## Collected data entries:
--- START ---

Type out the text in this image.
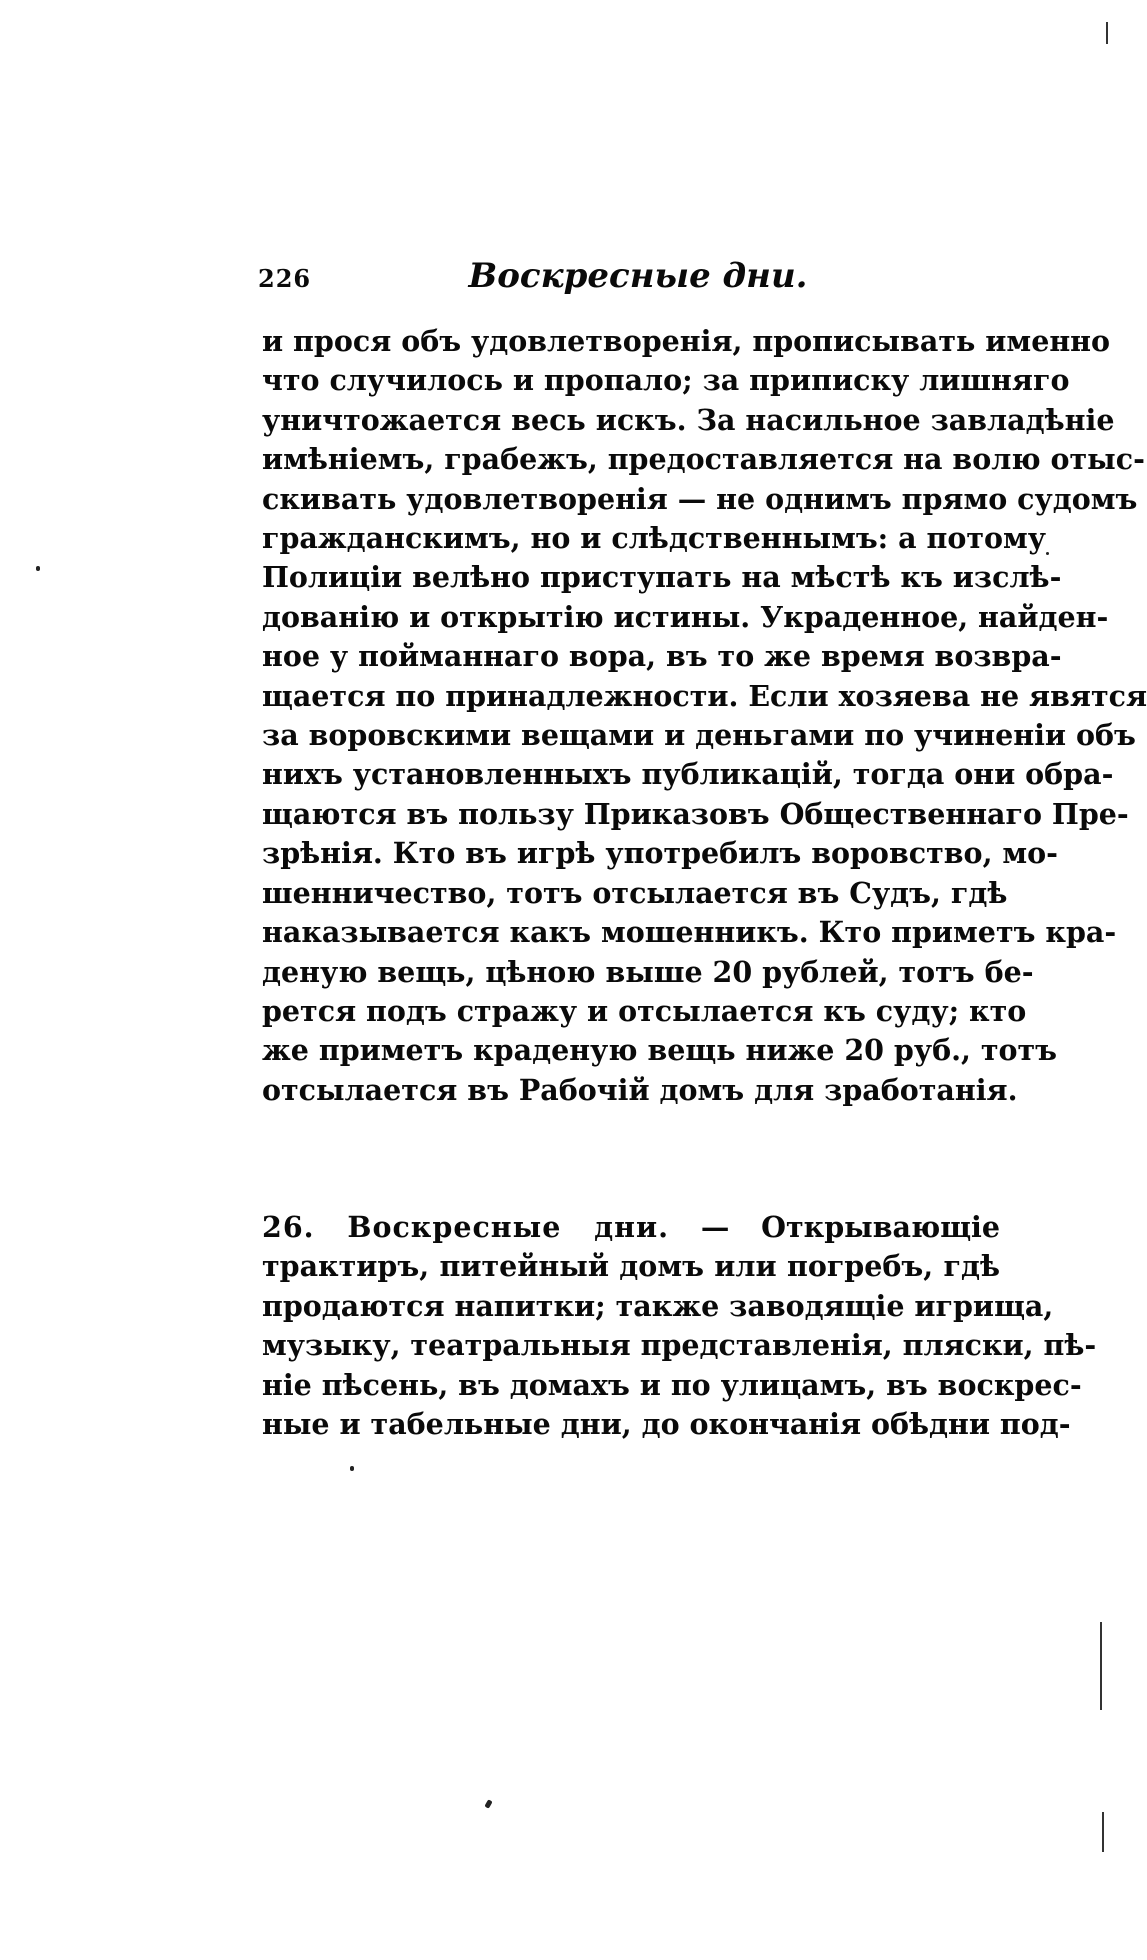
226	Воскресные дни.
и прося объ удовлетворенія, прописывать именно
что случилось и пропало; за приписку лишняго
уничтожается весь искъ. За насильное завладѣніе
имѣніемъ, грабежъ, предоставляется на волю отыс-
скивать удовлетворенія — не однимъ прямо судомъ
гражданскимъ, но и слѣдственнымъ: а потому
Полиціи велѣно приступать на мѣстѣ къ изслѣ-
дованію и открытію истины. Украденное, найден-
ное у пойманнаго вора, въ то же время возвра-
щается по принадлежности. Если хозяева не явятся
за воровскими вещами и деньгами по учиненіи объ
нихъ установленныхъ публикацій, тогда они обра-
щаются въ пользу Приказовъ Общественнаго Пре-
зрѣнія. Кто въ игрѣ употребилъ воровство, мо-
шенничество, тотъ отсылается въ Судъ, гдѣ
наказывается какъ мошенникъ. Кто приметъ кра-
деную вещь, цѣною выше 20 рублей, тотъ бе-
рется подъ стражу и отсылается къ суду; кто
же приметъ краденую вещь ниже 20 руб., тотъ
отсылается въ Рабочій домъ для зработанія.
26. Воскресные дни. — Открывающіе
трактиръ, питейный домъ или погребъ, гдѣ
продаются напитки; также заводящіе игрища,
музыку, театральныя представленія, пляски, пѣ-
ніе пѣсень, въ домахъ и по улицамъ, въ воскрес-
ные и табельные дни, до окончанія обѣдни под-
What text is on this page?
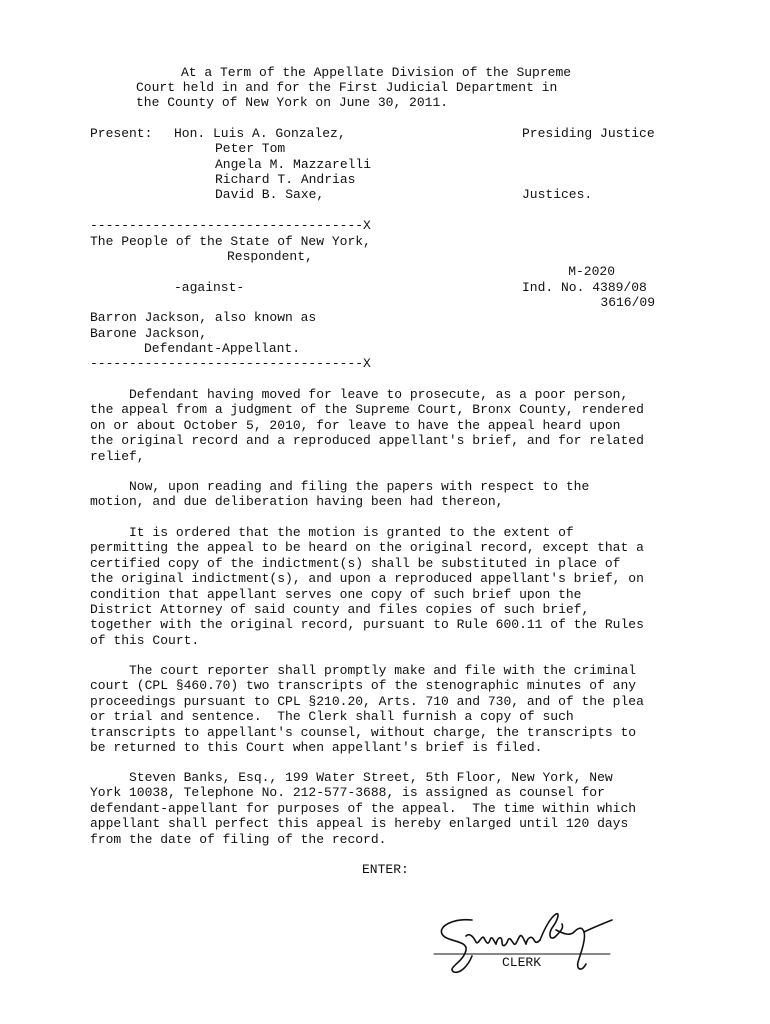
At a Term of the Appellate Division of the Supreme
Court held in and for the First Judicial Department in
the County of New York on June 30, 2011.
Present: Hon. Luis A. Gonzalez,
Peter Tom
Angela M. Mazzarelli
Richard T. Andrias
David B. Saxe,
Presiding Justice
Justices.
-----------------------------------X
The People of the State of New York,
Respondent,
-against-
Barron Jackson, also known as
Barone Jackson,
Defendant-Appellant.
-----------------------------------X
M-2020
Ind. No. 4389/08
3616/09
Defendant having moved for leave to prosecute, as a poor person,
the appeal from a judgment of the Supreme Court, Bronx County, rendered
on or about October 5, 2010, for leave to have the appeal heard upon
the original record and a reproduced appellant's brief, and for related
relief,
Now, upon reading and filing the papers with respect to the
motion, and due deliberation having been had thereon,
It is ordered that the motion is granted to the extent of
permitting the appeal to be heard on the original record, except that a
certified copy of the indictment(s) shall be substituted in place of
the original indictment(s), and upon a reproduced appellant's brief, on
condition that appellant serves one copy of such brief upon the
District Attorney of said county and files copies of such brief,
together with the original record, pursuant to Rule 600.11 of the Rules
of this Court.
The court reporter shall promptly make and file with the criminal
court (CPL §460.70) two transcripts of the stenographic minutes of any
proceedings pursuant to CPL §210.20, Arts. 710 and 730, and of the plea
or trial and sentence.  The Clerk shall furnish a copy of such
transcripts to appellant's counsel, without charge, the transcripts to
be returned to this Court when appellant's brief is filed.
Steven Banks, Esq., 199 Water Street, 5th Floor, New York, New
York 10038, Telephone No. 212-577-3688, is assigned as counsel for
defendant-appellant for purposes of the appeal.  The time within which
appellant shall perfect this appeal is hereby enlarged until 120 days
from the date of filing of the record.
ENTER:
CLERK
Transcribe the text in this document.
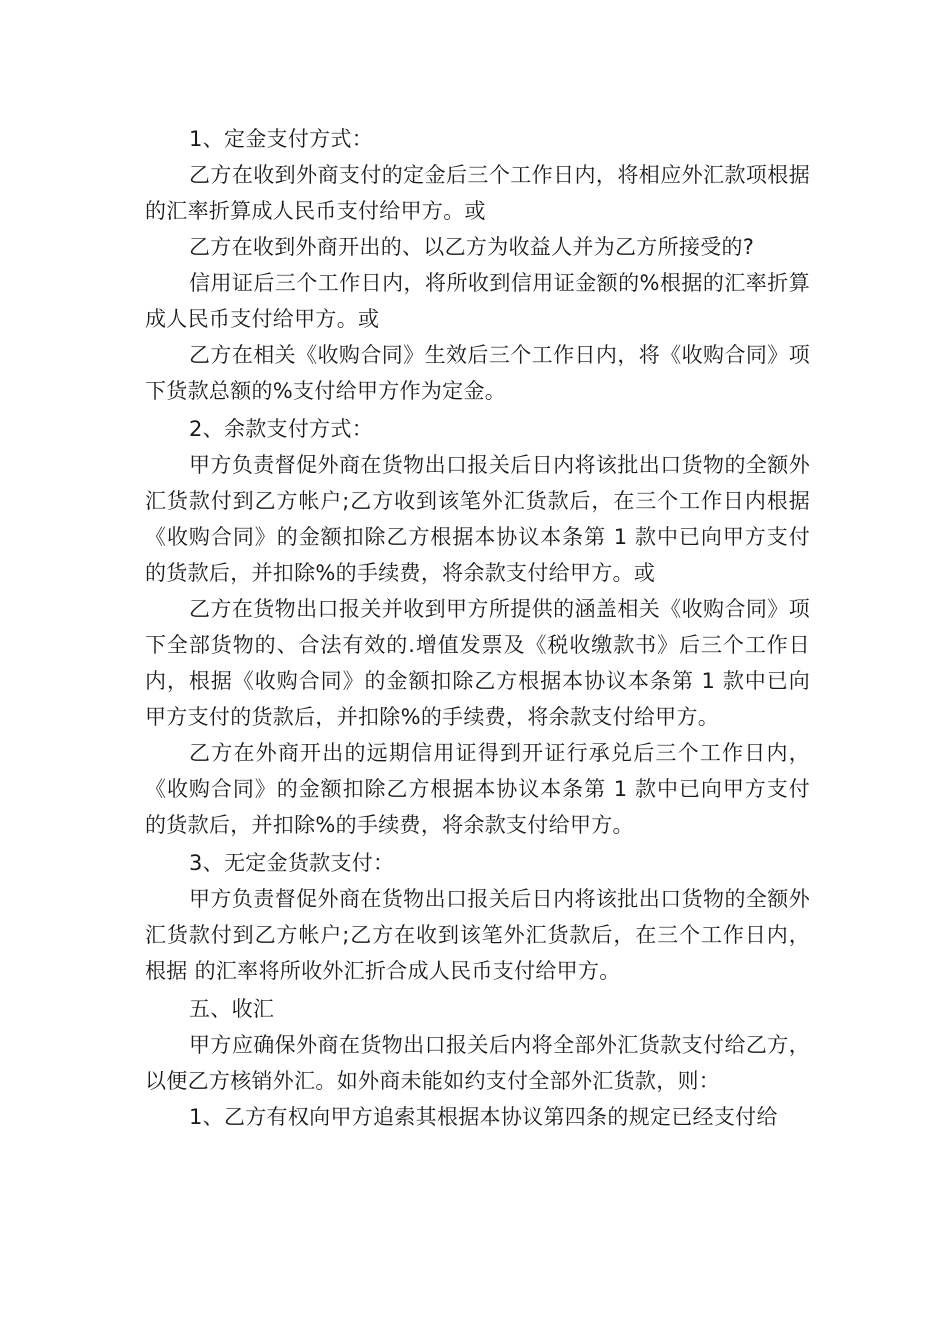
1、定金支付方式：

乙方在收到外商支付的定金后三个工作日内，将相应外汇款项根据 的汇率折算成人民币支付给甲方。或

乙方在收到外商开出的、以乙方为收益人并为乙方所接受的?

信用证后三个工作日内，将所收到信用证金额的%根据的汇率折算成人民币支付给甲方。或

乙方在相关《收购合同》生效后三个工作日内，将《收购合同》项下货款总额的%支付给甲方作为定金。

2、余款支付方式：

甲方负责督促外商在货物出口报关后日内将该批出口货物的全额外汇货款付到乙方帐户;乙方收到该笔外汇货款后，在三个工作日内根据《收购合同》的金额扣除乙方根据本协议本条第 1 款中已向甲方支付的货款后，并扣除%的手续费，将余款支付给甲方。或

乙方在货物出口报关并收到甲方所提供的涵盖相关《收购合同》项下全部货物的、合法有效的.增值发票及《税收缴款书》后三个工作日内，根据《收购合同》的金额扣除乙方根据本协议本条第 1 款中已向甲方支付的货款后，并扣除%的手续费，将余款支付给甲方。

乙方在外商开出的远期信用证得到开证行承兑后三个工作日内，《收购合同》的金额扣除乙方根据本协议本条第 1 款中已向甲方支付的货款后，并扣除%的手续费，将余款支付给甲方。

3、无定金货款支付：

甲方负责督促外商在货物出口报关后日内将该批出口货物的全额外汇货款付到乙方帐户;乙方在收到该笔外汇货款后，在三个工作日内，根据 的汇率将所收外汇折合成人民币支付给甲方。

五、收汇

甲方应确保外商在货物出口报关后内将全部外汇货款支付给乙方，以便乙方核销外汇。如外商未能如约支付全部外汇货款，则：

1、乙方有权向甲方追索其根据本协议第四条的规定已经支付给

--- END ---

## YOUR GOAL:
Which lines contain "motion"? Copy each of them.

## ANSWER FOR THIS EXERCISE:
motion, and due deliberation having been had thereon,
It is ordered that the motion is granted to the extent of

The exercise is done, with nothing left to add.